===== Given entries =====

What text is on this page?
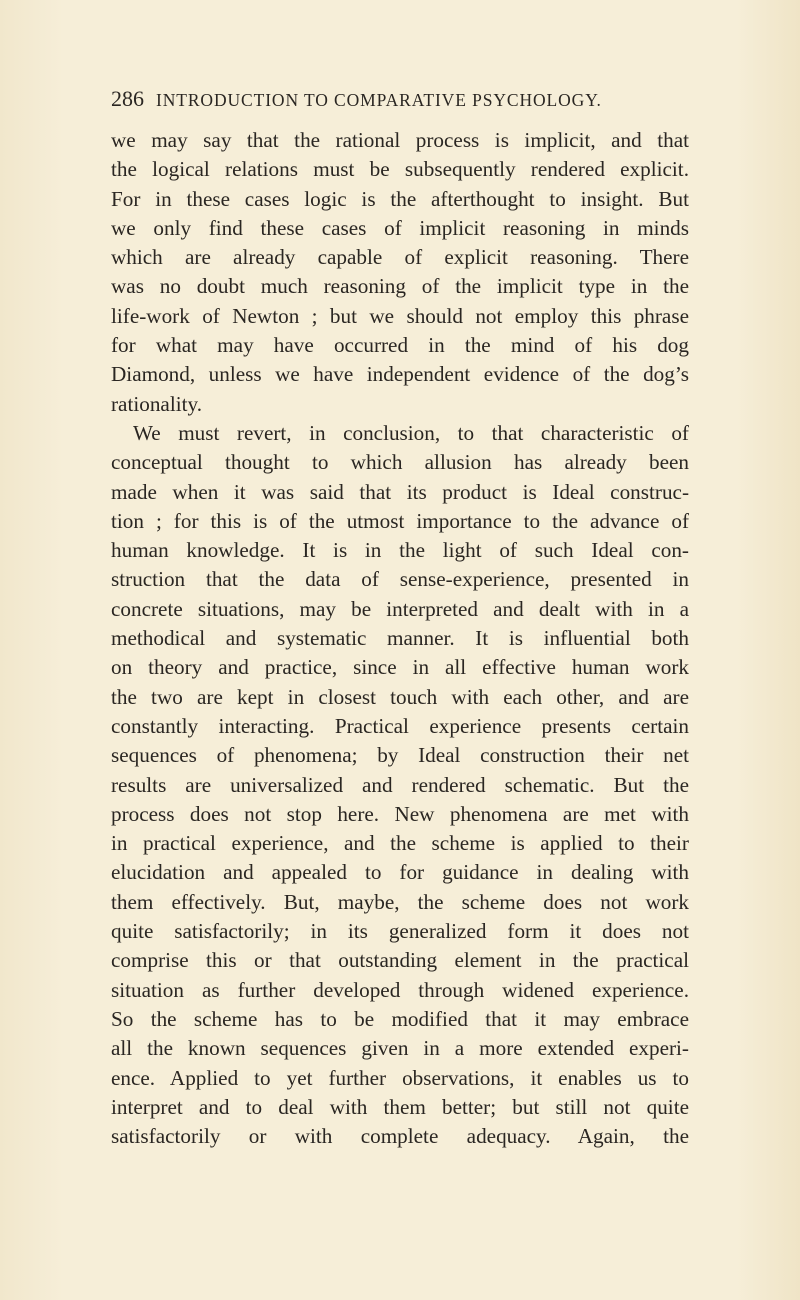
286 INTRODUCTION TO COMPARATIVE PSYCHOLOGY.
we may say that the rational process is implicit, and that
the logical relations must be subsequently rendered explicit.
For in these cases logic is the afterthought to insight. But
we only find these cases of implicit reasoning in minds
which are already capable of explicit reasoning. There
was no doubt much reasoning of the implicit type in the
life-work of Newton ; but we should not employ this phrase
for what may have occurred in the mind of his dog
Diamond, unless we have independent evidence of the dog’s
rationality.
We must revert, in conclusion, to that characteristic of
conceptual thought to which allusion has already been
made when it was said that its product is Ideal construc-
tion ; for this is of the utmost importance to the advance of
human knowledge. It is in the light of such Ideal con-
struction that the data of sense-experience, presented in
concrete situations, may be interpreted and dealt with in a
methodical and systematic manner. It is influential both
on theory and practice, since in all effective human work
the two are kept in closest touch with each other, and are
constantly interacting. Practical experience presents certain
sequences of phenomena; by Ideal construction their net
results are universalized and rendered schematic. But the
process does not stop here. New phenomena are met with
in practical experience, and the scheme is applied to their
elucidation and appealed to for guidance in dealing with
them effectively. But, maybe, the scheme does not work
quite satisfactorily; in its generalized form it does not
comprise this or that outstanding element in the practical
situation as further developed through widened experience.
So the scheme has to be modified that it may embrace
all the known sequences given in a more extended experi-
ence. Applied to yet further observations, it enables us to
interpret and to deal with them better; but still not quite
satisfactorily or with complete adequacy. Again, the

=====

◆ What to work on
Go through the listing above and write it all out exactly, leaving out any picture.

◆ Complete answer
What text is on this page?
286 INTRODUCTION TO COMPARATIVE PSYCHOLOGY.
we may say that the rational process is implicit, and that
the logical relations must be subsequently rendered explicit.
For in these cases logic is the afterthought to insight. But
we only find these cases of implicit reasoning in minds
which are already capable of explicit reasoning. There
was no doubt much reasoning of the implicit type in the
life-work of Newton ; but we should not employ this phrase
for what may have occurred in the mind of his dog
Diamond, unless we have independent evidence of the dog’s
rationality.
We must revert, in conclusion, to that characteristic of
conceptual thought to which allusion has already been
made when it was said that its product is Ideal construc-
tion ; for this is of the utmost importance to the advance of
human knowledge. It is in the light of such Ideal con-
struction that the data of sense-experience, presented in
concrete situations, may be interpreted and dealt with in a
methodical and systematic manner. It is influential both
on theory and practice, since in all effective human work
the two are kept in closest touch with each other, and are
constantly interacting. Practical experience presents certain
sequences of phenomena; by Ideal construction their net
results are universalized and rendered schematic. But the
process does not stop here. New phenomena are met with
in practical experience, and the scheme is applied to their
elucidation and appealed to for guidance in dealing with
them effectively. But, maybe, the scheme does not work
quite satisfactorily; in its generalized form it does not
comprise this or that outstanding element in the practical
situation as further developed through widened experience.
So the scheme has to be modified that it may embrace
all the known sequences given in a more extended experi-
ence. Applied to yet further observations, it enables us to
interpret and to deal with them better; but still not quite
satisfactorily or with complete adequacy. Again, the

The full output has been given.